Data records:
........
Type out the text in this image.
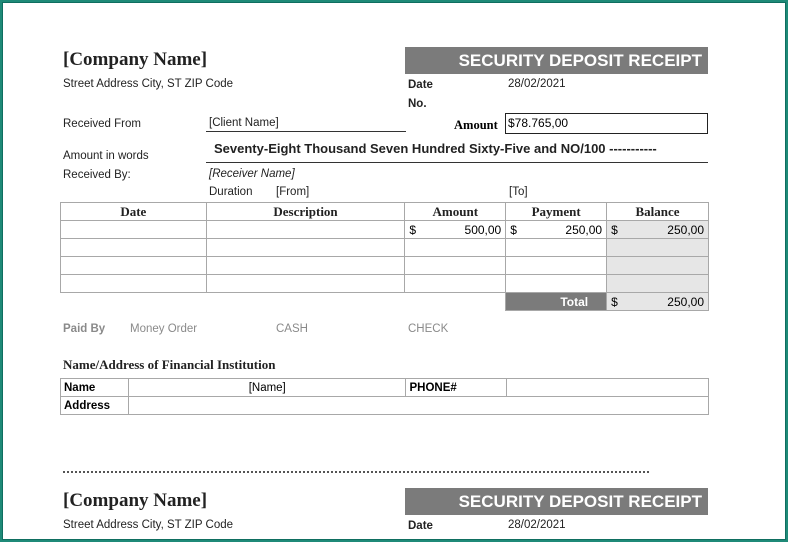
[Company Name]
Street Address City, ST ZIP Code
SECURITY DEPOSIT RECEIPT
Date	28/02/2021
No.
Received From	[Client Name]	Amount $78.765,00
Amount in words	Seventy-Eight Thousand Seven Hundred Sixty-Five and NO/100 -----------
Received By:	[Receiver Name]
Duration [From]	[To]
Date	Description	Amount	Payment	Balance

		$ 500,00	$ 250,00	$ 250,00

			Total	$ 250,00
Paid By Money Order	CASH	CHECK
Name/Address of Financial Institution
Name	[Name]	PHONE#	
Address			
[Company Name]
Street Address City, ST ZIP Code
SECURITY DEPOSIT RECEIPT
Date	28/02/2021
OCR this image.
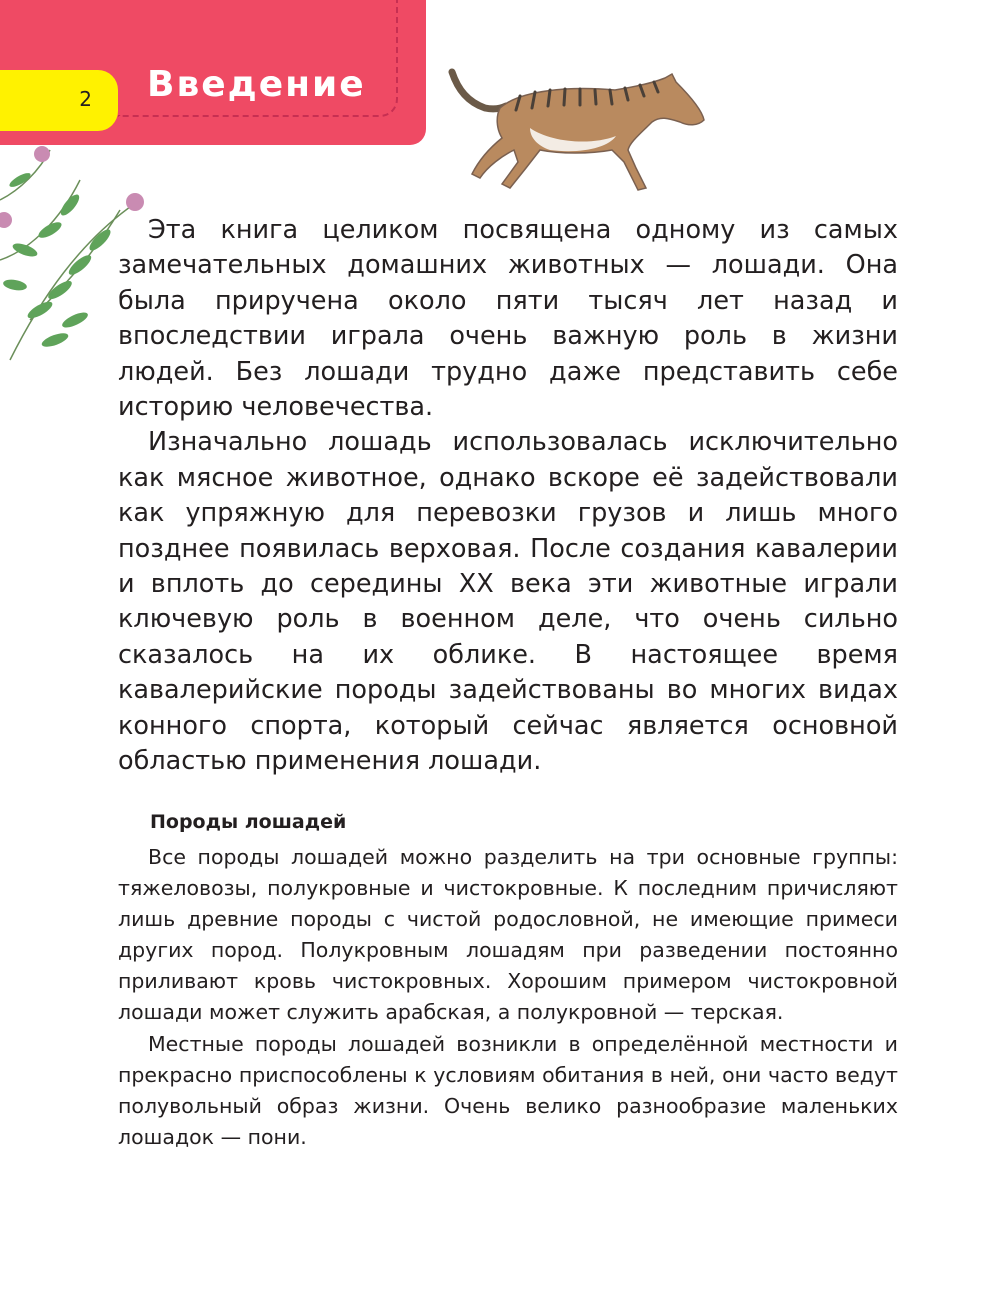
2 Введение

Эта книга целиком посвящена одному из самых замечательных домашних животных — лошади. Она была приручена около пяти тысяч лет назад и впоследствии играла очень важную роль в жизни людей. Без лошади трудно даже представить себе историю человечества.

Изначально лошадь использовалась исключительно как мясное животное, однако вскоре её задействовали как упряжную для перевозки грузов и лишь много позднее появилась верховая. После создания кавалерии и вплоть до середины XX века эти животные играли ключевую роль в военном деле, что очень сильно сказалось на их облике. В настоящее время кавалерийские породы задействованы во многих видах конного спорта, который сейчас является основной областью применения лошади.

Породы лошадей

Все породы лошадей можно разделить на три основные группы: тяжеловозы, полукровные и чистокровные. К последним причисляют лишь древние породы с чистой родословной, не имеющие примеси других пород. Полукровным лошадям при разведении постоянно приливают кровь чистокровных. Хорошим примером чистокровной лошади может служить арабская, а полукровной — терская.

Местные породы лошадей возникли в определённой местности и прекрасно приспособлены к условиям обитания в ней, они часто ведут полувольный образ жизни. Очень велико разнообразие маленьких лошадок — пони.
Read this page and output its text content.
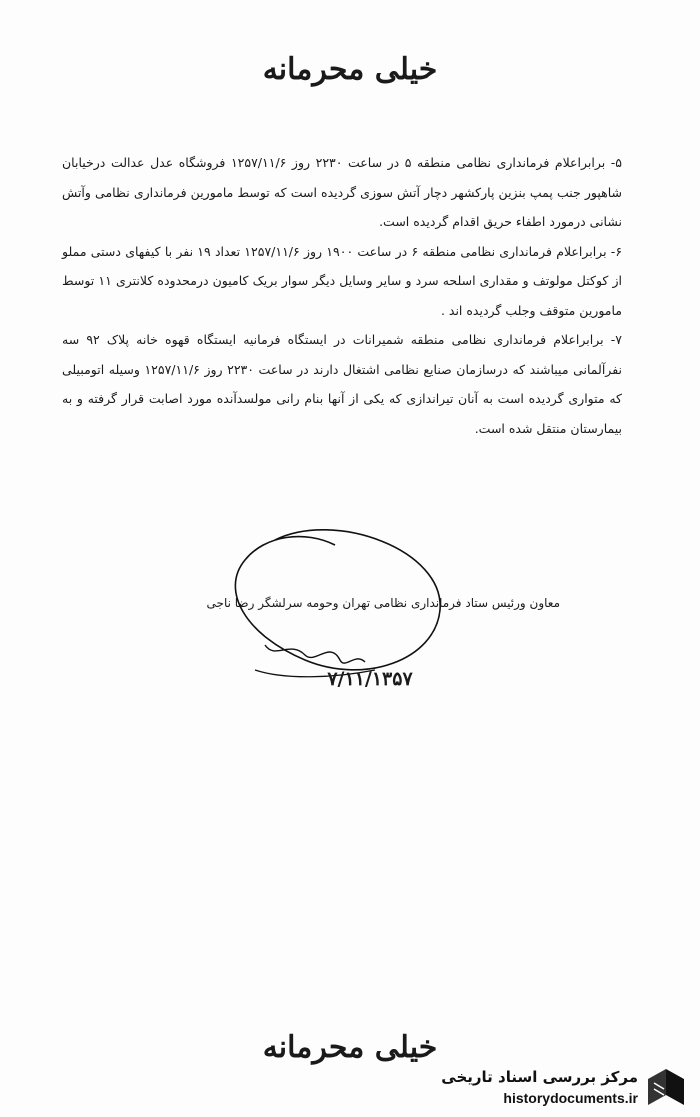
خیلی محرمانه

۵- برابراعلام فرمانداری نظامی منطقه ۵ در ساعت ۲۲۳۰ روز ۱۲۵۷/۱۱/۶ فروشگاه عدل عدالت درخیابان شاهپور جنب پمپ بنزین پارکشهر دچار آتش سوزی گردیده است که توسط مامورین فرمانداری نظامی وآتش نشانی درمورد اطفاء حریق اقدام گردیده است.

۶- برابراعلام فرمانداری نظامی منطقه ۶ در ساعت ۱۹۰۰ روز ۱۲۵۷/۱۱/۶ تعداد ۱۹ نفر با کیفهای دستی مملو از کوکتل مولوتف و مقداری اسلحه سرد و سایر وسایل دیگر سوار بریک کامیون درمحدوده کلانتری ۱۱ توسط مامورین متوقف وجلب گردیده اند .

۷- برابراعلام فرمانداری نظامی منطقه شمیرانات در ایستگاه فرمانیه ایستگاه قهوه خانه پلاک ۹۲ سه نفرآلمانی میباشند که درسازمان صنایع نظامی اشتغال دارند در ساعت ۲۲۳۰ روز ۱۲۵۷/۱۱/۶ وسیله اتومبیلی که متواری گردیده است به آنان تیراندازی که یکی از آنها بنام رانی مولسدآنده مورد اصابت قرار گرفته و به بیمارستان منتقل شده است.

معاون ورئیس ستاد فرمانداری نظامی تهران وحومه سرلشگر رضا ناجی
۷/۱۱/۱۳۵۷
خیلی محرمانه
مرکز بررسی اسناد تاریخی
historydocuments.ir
........
Only lines with the word "text" should be collected from the material.

Type out the text in this image.
Read this page and output its text content.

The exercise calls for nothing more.